# start of PROVIDED DATA
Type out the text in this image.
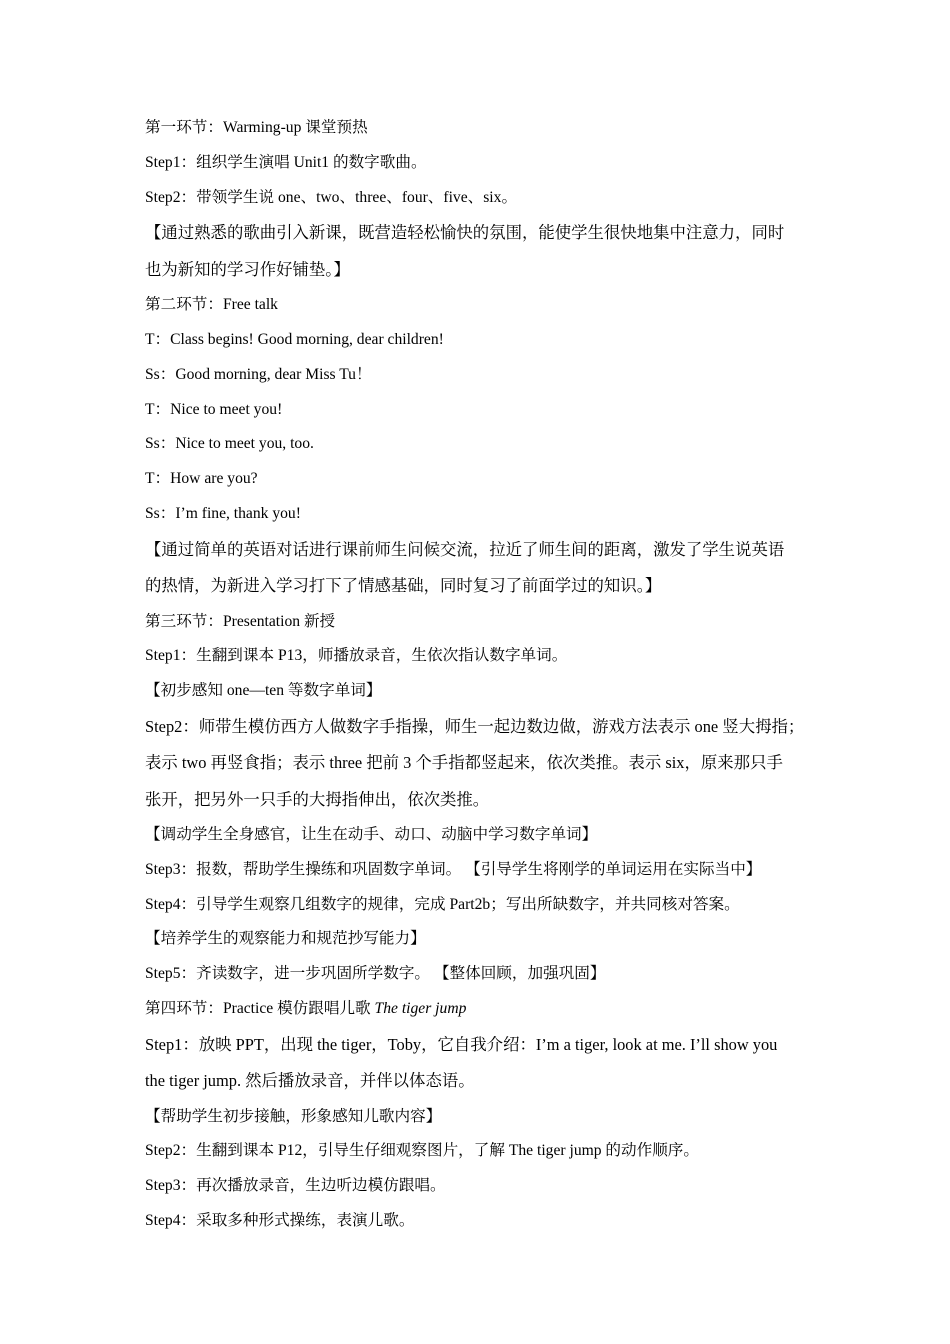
第一环节：Warming-up 课堂预热

Step1：组织学生演唱 Unit1 的数字歌曲。

Step2：带领学生说 one、two、three、four、five、six。

【通过熟悉的歌曲引入新课，既营造轻松愉快的氛围，能使学生很快地集中注意力，同时

也为新知的学习作好铺垫。】

第二环节：Free talk

T：Class begins! Good morning, dear children!

Ss：Good morning, dear Miss Tu！

T：Nice to meet you!

Ss：Nice to meet you, too.

T：How are you?

Ss：I’m fine, thank you!

【通过简单的英语对话进行课前师生问候交流，拉近了师生间的距离，激发了学生说英语

的热情，为新进入学习打下了情感基础，同时复习了前面学过的知识。】

第三环节：Presentation 新授

Step1：生翻到课本 P13，师播放录音，生依次指认数字单词。

【初步感知 one—ten 等数字单词】

Step2：师带生模仿西方人做数字手指操，师生一起边数边做，游戏方法表示 one 竖大拇指；

表示 two 再竖食指；表示 three 把前 3 个手指都竖起来，依次类推。表示 six，原来那只手

张开，把另外一只手的大拇指伸出，依次类推。

【调动学生全身感官，让生在动手、动口、动脑中学习数字单词】

Step3：报数，帮助学生操练和巩固数字单词。 【引导学生将刚学的单词运用在实际当中】

Step4：引导学生观察几组数字的规律，完成 Part2b；写出所缺数字，并共同核对答案。

【培养学生的观察能力和规范抄写能力】

Step5：齐读数字，进一步巩固所学数字。 【整体回顾，加强巩固】

第四环节：Practice 模仿跟唱儿歌 The tiger jump

Step1：放映 PPT，出现 the tiger，Toby，它自我介绍：I’m a tiger, look at me. I’ll show you

the tiger jump. 然后播放录音，并伴以体态语。

【帮助学生初步接触，形象感知儿歌内容】

Step2：生翻到课本 P12，引导生仔细观察图片，了解 The tiger jump 的动作顺序。

Step3：再次播放录音，生边听边模仿跟唱。

Step4：采取多种形式操练，表演儿歌。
# end of PROVIDED DATA
Excluding the pictures, reproduce every entry exactly as given.

Type out the text in this image.
第一环节：Warming-up 课堂预热

Step1：组织学生演唱 Unit1 的数字歌曲。

Step2：带领学生说 one、two、three、four、five、six。

【通过熟悉的歌曲引入新课，既营造轻松愉快的氛围，能使学生很快地集中注意力，同时

也为新知的学习作好铺垫。】

第二环节：Free talk

T：Class begins! Good morning, dear children!

Ss：Good morning, dear Miss Tu！

T：Nice to meet you!

Ss：Nice to meet you, too.

T：How are you?

Ss：I’m fine, thank you!

【通过简单的英语对话进行课前师生问候交流，拉近了师生间的距离，激发了学生说英语

的热情，为新进入学习打下了情感基础，同时复习了前面学过的知识。】

第三环节：Presentation 新授

Step1：生翻到课本 P13，师播放录音，生依次指认数字单词。

【初步感知 one—ten 等数字单词】

Step2：师带生模仿西方人做数字手指操，师生一起边数边做，游戏方法表示 one 竖大拇指；

表示 two 再竖食指；表示 three 把前 3 个手指都竖起来，依次类推。表示 six，原来那只手

张开，把另外一只手的大拇指伸出，依次类推。

【调动学生全身感官，让生在动手、动口、动脑中学习数字单词】

Step3：报数，帮助学生操练和巩固数字单词。 【引导学生将刚学的单词运用在实际当中】

Step4：引导学生观察几组数字的规律，完成 Part2b；写出所缺数字，并共同核对答案。

【培养学生的观察能力和规范抄写能力】

Step5：齐读数字，进一步巩固所学数字。 【整体回顾，加强巩固】

第四环节：Practice 模仿跟唱儿歌 The tiger jump

Step1：放映 PPT，出现 the tiger，Toby，它自我介绍：I’m a tiger, look at me. I’ll show you

the tiger jump. 然后播放录音，并伴以体态语。

【帮助学生初步接触，形象感知儿歌内容】

Step2：生翻到课本 P12，引导生仔细观察图片，了解 The tiger jump 的动作顺序。

Step3：再次播放录音，生边听边模仿跟唱。

Step4：采取多种形式操练，表演儿歌。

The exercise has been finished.